Task directions. Omit the pictures and output every entry below exactly as written.

Task inputs.
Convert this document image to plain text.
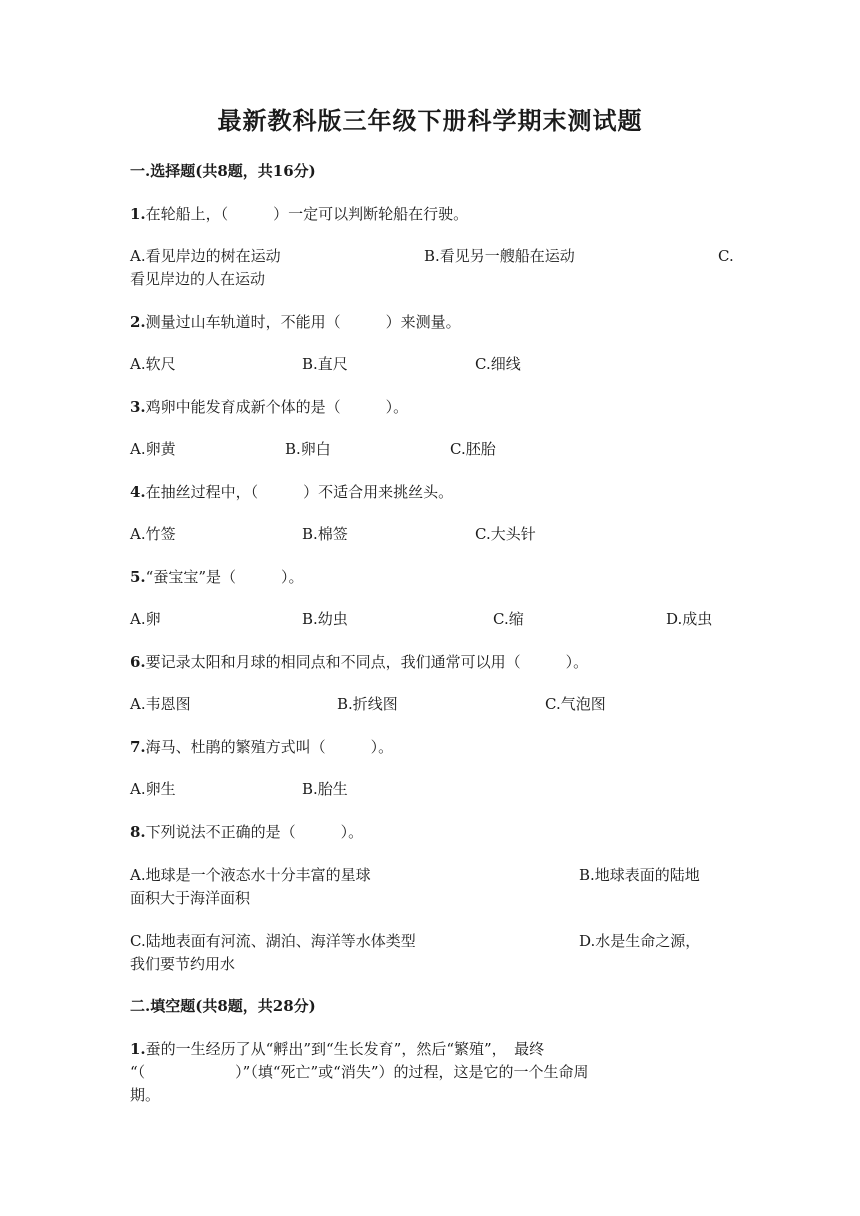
最新教科版三年级下册科学期末测试题
一.选择题(共8题，共16分)
1.在轮船上，（　　　）一定可以判断轮船在行驶。
A.看见岸边的树在运动	B.看见另一艘船在运动	C.
看见岸边的人在运动
2.测量过山车轨道时，不能用（　　　）来测量。
A.软尺	B.直尺	C.细线
3.鸡卵中能发育成新个体的是（　　　）。
A.卵黄	B.卵白	C.胚胎
4.在抽丝过程中，（　　　）不适合用来挑丝头。
A.竹签	B.棉签	C.大头针
5.“蚕宝宝”是（　　　）。
A.卵	B.幼虫	C.缩	D.成虫
6.要记录太阳和月球的相同点和不同点，我们通常可以用（　　　）。
A.韦恩图	B.折线图	C.气泡图
7.海马、杜鹃的繁殖方式叫（　　　）。
A.卵生	B.胎生
8.下列说法不正确的是（　　　）。
A.地球是一个液态水十分丰富的星球	B.地球表面的陆地
面积大于海洋面积
C.陆地表面有河流、湖泊、海洋等水体类型	D.水是生命之源，
我们要节约用水
二.填空题(共8题，共28分)
1.蚕的一生经历了从“孵出”到“生长发育”，然后“繁殖”，　最终
“（　　　　　　）”（填“死亡”或“消失”）的过程，这是它的一个生命周
期。
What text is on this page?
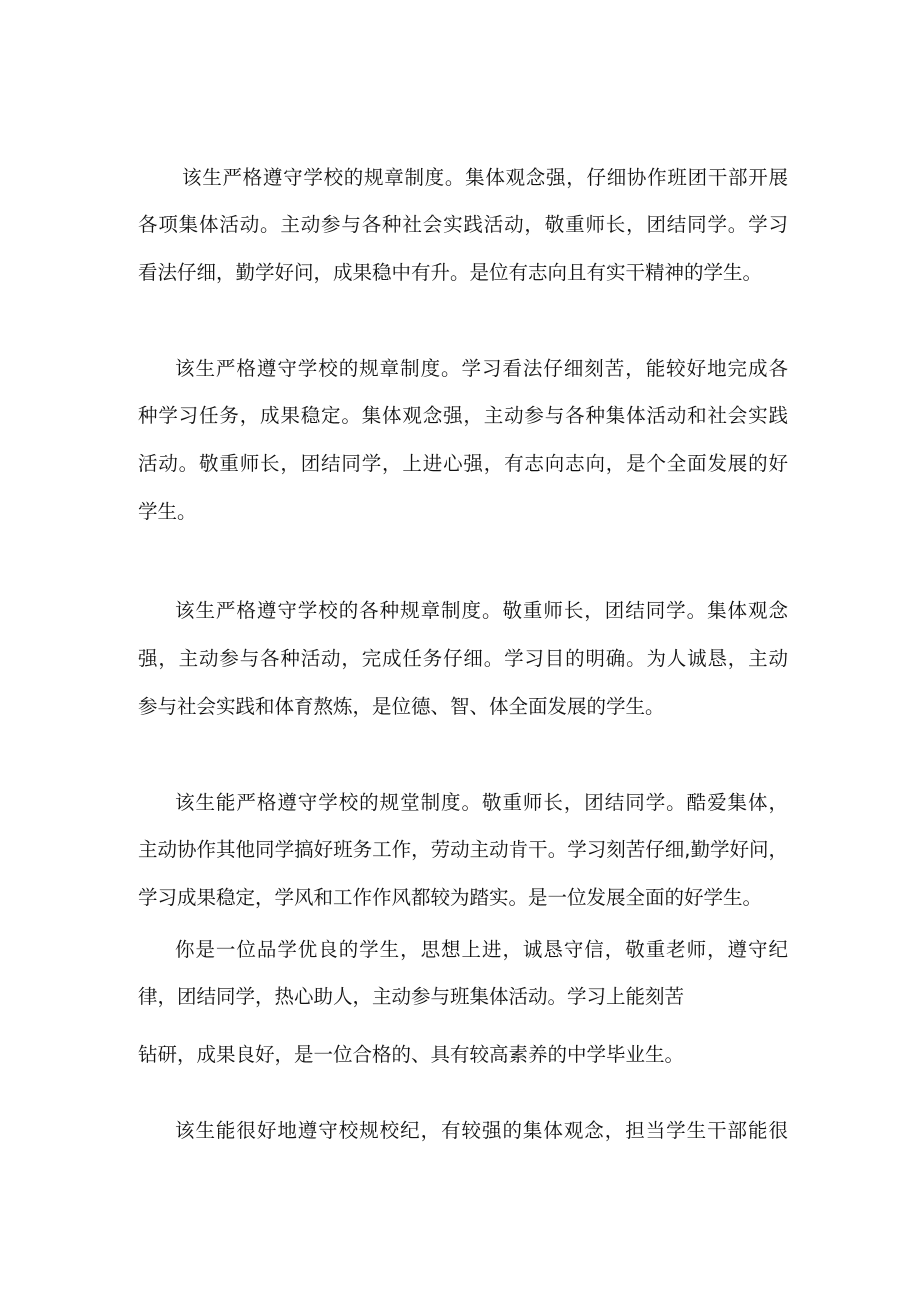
该生严格遵守学校的规章制度。集体观念强，仔细协作班团干部开展
各项集体活动。主动参与各种社会实践活动，敬重师长，团结同学。学习
看法仔细，勤学好问，成果稳中有升。是位有志向且有实干精神的学生。
该生严格遵守学校的规章制度。学习看法仔细刻苦，能较好地完成各
种学习任务，成果稳定。集体观念强，主动参与各种集体活动和社会实践
活动。敬重师长，团结同学，上进心强，有志向志向，是个全面发展的好
学生。
该生严格遵守学校的各种规章制度。敬重师长，团结同学。集体观念
强，主动参与各种活动，完成任务仔细。学习目的明确。为人诚恳，主动
参与社会实践和体育熬炼，是位德、智、体全面发展的学生。
该生能严格遵守学校的规堂制度。敬重师长，团结同学。酷爱集体，
主动协作其他同学搞好班务工作，劳动主动肯干。学习刻苦仔细,勤学好问，
学习成果稳定，学风和工作作风都较为踏实。是一位发展全面的好学生。
你是一位品学优良的学生，思想上进，诚恳守信，敬重老师，遵守纪
律，团结同学，热心助人，主动参与班集体活动。学习上能刻苦
钻研，成果良好，是一位合格的、具有较高素养的中学毕业生。
该生能很好地遵守校规校纪，有较强的集体观念，担当学生干部能很
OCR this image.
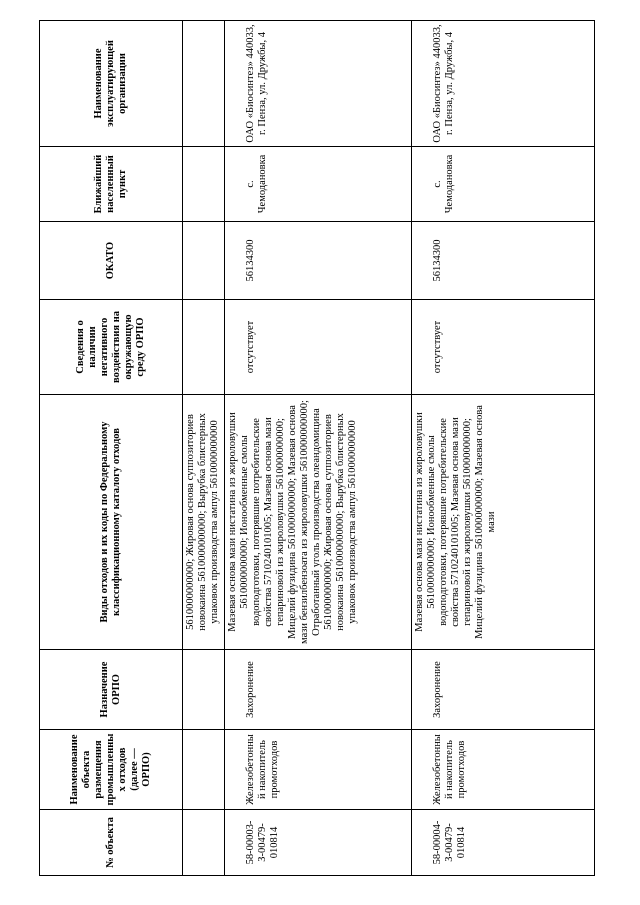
№ объекта	Наименование объекта размещения промышленных отходов (далее — ОРПО)	Назначение ОРПО	Виды отходов и их коды по Федеральному классификационному каталогу отходов	Сведения о наличии негативного воздействия на окружающую среду ОРПО	ОКАТО	Ближайший населенный пункт	Наименование эксплуатирующей организации
			5610000000000; Жировая основа суппозиториев новокаина 5610000000000; Вырубка блистерных упаковок производства ампул 5610000000000				
58-00003-З-00479-010814	Железобетонный накопитель промотходов	Захоронение	Мазевая основа мази нистатина из жироловушки 5610000000000; Ионообменные смолы водоподготовки, потерявшие потребительские свойства 5710240101005; Мазевая основа мази гепариновой из жироловушки 5610000000000; Мицелий фузидина 5610000000000; Мазевая основа мази бензилбензоата из жироловушки 5610000000000; Отработанный уголь производства олеандомицина 5610000000000; Жировая основа суппозиториев новокаина 5610000000000; Вырубка блистерных упаковок производства ампул 5610000000000	отсутствует	56134300	с. Чемодановка	ОАО «Биосинтез» 440033, г. Пенза, ул. Дружбы, 4
58-00004-З-00479-010814	Железобетонный накопитель промотходов	Захоронение	Мазевая основа мази нистатина из жироловушки 5610000000000; Ионообменные смолы водоподготовки, потерявшие потребительские свойства 5710240101005; Мазевая основа мази гепариновой из жироловушки 5610000000000; Мицелий фузидина 5610000000000; Мазевая основа мази	отсутствует	56134300	с. Чемодановка	ОАО «Биосинтез» 440033, г. Пенза, ул. Дружбы, 4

Task result.
Convert this document image to plain text.
最新教科版三年级下册科学期末测试题
一.选择题(共8题，共16分)
1.在轮船上，（　　　）一定可以判断轮船在行驶。
A.看见岸边的树在运动	B.看见另一艘船在运动	C.
看见岸边的人在运动
2.测量过山车轨道时，不能用（　　　）来测量。
A.软尺	B.直尺	C.细线
3.鸡卵中能发育成新个体的是（　　　）。
A.卵黄	B.卵白	C.胚胎
4.在抽丝过程中，（　　　）不适合用来挑丝头。
A.竹签	B.棉签	C.大头针
5.“蚕宝宝”是（　　　）。
A.卵	B.幼虫	C.缩	D.成虫
6.要记录太阳和月球的相同点和不同点，我们通常可以用（　　　）。
A.韦恩图	B.折线图	C.气泡图
7.海马、杜鹃的繁殖方式叫（　　　）。
A.卵生	B.胎生
8.下列说法不正确的是（　　　）。
A.地球是一个液态水十分丰富的星球	B.地球表面的陆地
面积大于海洋面积
C.陆地表面有河流、湖泊、海洋等水体类型	D.水是生命之源，
我们要节约用水
二.填空题(共8题，共28分)
1.蚕的一生经历了从“孵出”到“生长发育”，然后“繁殖”，　最终
“（　　　　　　）”（填“死亡”或“消失”）的过程，这是它的一个生命周
期。
What text is on this page?
该生严格遵守学校的规章制度。集体观念强，仔细协作班团干部开展
各项集体活动。主动参与各种社会实践活动，敬重师长，团结同学。学习
看法仔细，勤学好问，成果稳中有升。是位有志向且有实干精神的学生。
该生严格遵守学校的规章制度。学习看法仔细刻苦，能较好地完成各
种学习任务，成果稳定。集体观念强，主动参与各种集体活动和社会实践
活动。敬重师长，团结同学，上进心强，有志向志向，是个全面发展的好
学生。
该生严格遵守学校的各种规章制度。敬重师长，团结同学。集体观念
强，主动参与各种活动，完成任务仔细。学习目的明确。为人诚恳，主动
参与社会实践和体育熬炼，是位德、智、体全面发展的学生。
该生能严格遵守学校的规堂制度。敬重师长，团结同学。酷爱集体，
主动协作其他同学搞好班务工作，劳动主动肯干。学习刻苦仔细,勤学好问，
学习成果稳定，学风和工作作风都较为踏实。是一位发展全面的好学生。
你是一位品学优良的学生，思想上进，诚恳守信，敬重老师，遵守纪
律，团结同学，热心助人，主动参与班集体活动。学习上能刻苦
钻研，成果良好，是一位合格的、具有较高素养的中学毕业生。
该生能很好地遵守校规校纪，有较强的集体观念，担当学生干部能很
OCR this image.
№ объекта	Наименование объекта размещения промышленных отходов (далее — ОРПО)	Назначение ОРПО	Виды отходов и их коды по Федеральному классификационному каталогу отходов	Сведения о наличии негативного воздействия на окружающую среду ОРПО	ОКАТО	Ближайший населенный пункт	Наименование эксплуатирующей организации
			5610000000000; Жировая основа суппозиториев новокаина 5610000000000; Вырубка блистерных упаковок производства ампул 5610000000000				
58-00003-З-00479-010814	Железобетонный накопитель промотходов	Захоронение	Мазевая основа мази нистатина из жироловушки 5610000000000; Ионообменные смолы водоподготовки, потерявшие потребительские свойства 5710240101005; Мазевая основа мази гепариновой из жироловушки 5610000000000; Мицелий фузидина 5610000000000; Мазевая основа мази бензилбензоата из жироловушки 5610000000000; Отработанный уголь производства олеандомицина 5610000000000; Жировая основа суппозиториев новокаина 5610000000000; Вырубка блистерных упаковок производства ампул 5610000000000	отсутствует	56134300	с. Чемодановка	ОАО «Биосинтез» 440033, г. Пенза, ул. Дружбы, 4
58-00004-З-00479-010814	Железобетонный накопитель промотходов	Захоронение	Мазевая основа мази нистатина из жироловушки 5610000000000; Ионообменные смолы водоподготовки, потерявшие потребительские свойства 5710240101005; Мазевая основа мази гепариновой из жироловушки 5610000000000; Мицелий фузидина 5610000000000; Мазевая основа мази	отсутствует	56134300	с. Чемодановка	ОАО «Биосинтез» 440033, г. Пенза, ул. Дружбы, 4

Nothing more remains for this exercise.